[Texto proporcionado]

El comunismo y el nazismo son caras de la misma moneda, pero que han sido tratadas de manera diferente por la opinión pública mundial. Han tenido mucho más éxito en falsificar la historia los que han disminuido u ocultado los crímenes del comunismo. No sólo los cometidos en la Unión Soviética, sino también los que tuvieron lugar en la Europa del centro y el este, Asia –con el maoísmo a la cabeza–, África –que pasó, en gran parte, del colonialismo a las fórmulas socialistas más atrabiliarias y empobrecedoras– y América Latina representada por la dictadura de Castro.

Si de números se trata, el comunismo ha causado la destrucción de casi 80 millones de vidas. De manera que presentar al nazismo como único totalitarismo en la historia del siglo pasado es una manipulación que busca réditos de buena conciencia para quienes hoy se dicen herederos del comunismo.

Hay pueblos que sufrieron la experiencia del nazismo, las persecuciones raciales, el desprecio en su propia tierra del envalentonado invasor, para inmediatamente después ser martirizados por la bota comunista. Varios países de Europa del este no tuvieron respiro al pasar del dominio nacionalsocialista al bolchevismo comandado por Stalin.

[/Texto proporcionado]
[Datos proporcionados]

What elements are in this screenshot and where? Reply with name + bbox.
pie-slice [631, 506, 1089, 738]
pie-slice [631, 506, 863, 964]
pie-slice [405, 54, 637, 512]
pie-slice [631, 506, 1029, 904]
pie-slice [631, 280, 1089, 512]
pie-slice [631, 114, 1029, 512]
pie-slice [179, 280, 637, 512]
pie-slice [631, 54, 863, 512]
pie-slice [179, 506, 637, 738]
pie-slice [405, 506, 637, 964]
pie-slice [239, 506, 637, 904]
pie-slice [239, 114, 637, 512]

[/Datos proporcionados]

▶ [Actividades]
#1 Según el texto sobre el comunismo y el nazismo, ¿cuántas vidas ha destruido el comunismo?
#2 Prosigue el texto sobre el comunismo y el nazismo a partir de su última oración.

▶ [Respuestas]
#1 Casi 80 millones de vidas.

#2
Polonia fue uno de ellos. A causa de diversos conflictos fronterizos que alimentaba el expansionismo nazi, que incluía –en primer lugar- a la ciudad de Danzing, el ejército alemán invadió el territorio polaco el 1 de septiembre de 1939, iniciando la Segunda Guerra Mundial. El ejército soviético también invadió y así, luego de la capitulación, quedó repartida Polonia entre los ejércitos ruso y alemán. Luego, al romperse el pacto entre Alemania y los soviéticos, en 1941, Polonia fue ocupada totalmente por los nazis que establecieron su régimen de terror.

La anexión fue brutal. Los intelectuales fueron asesinados en masa, las universidades clausuradas y la persecución étnica alcanzó su clímax: tres millones de judíos polacos asesinados después de pasar por los suplicios de los campos de concentración.

Los triunfadores de la guerra repartieron zonas de influencia que fueron administradas de manera muy diferente. Para los que quedaron dentro del campo soviético les fue impuesto el régimen comunista. Polonia siguió bajo el totalitarismo, ahora de izquierda. La represión continuó y el país paso a ser un mero instrumento de la política exterior dictada por Stalin y sus sucesores.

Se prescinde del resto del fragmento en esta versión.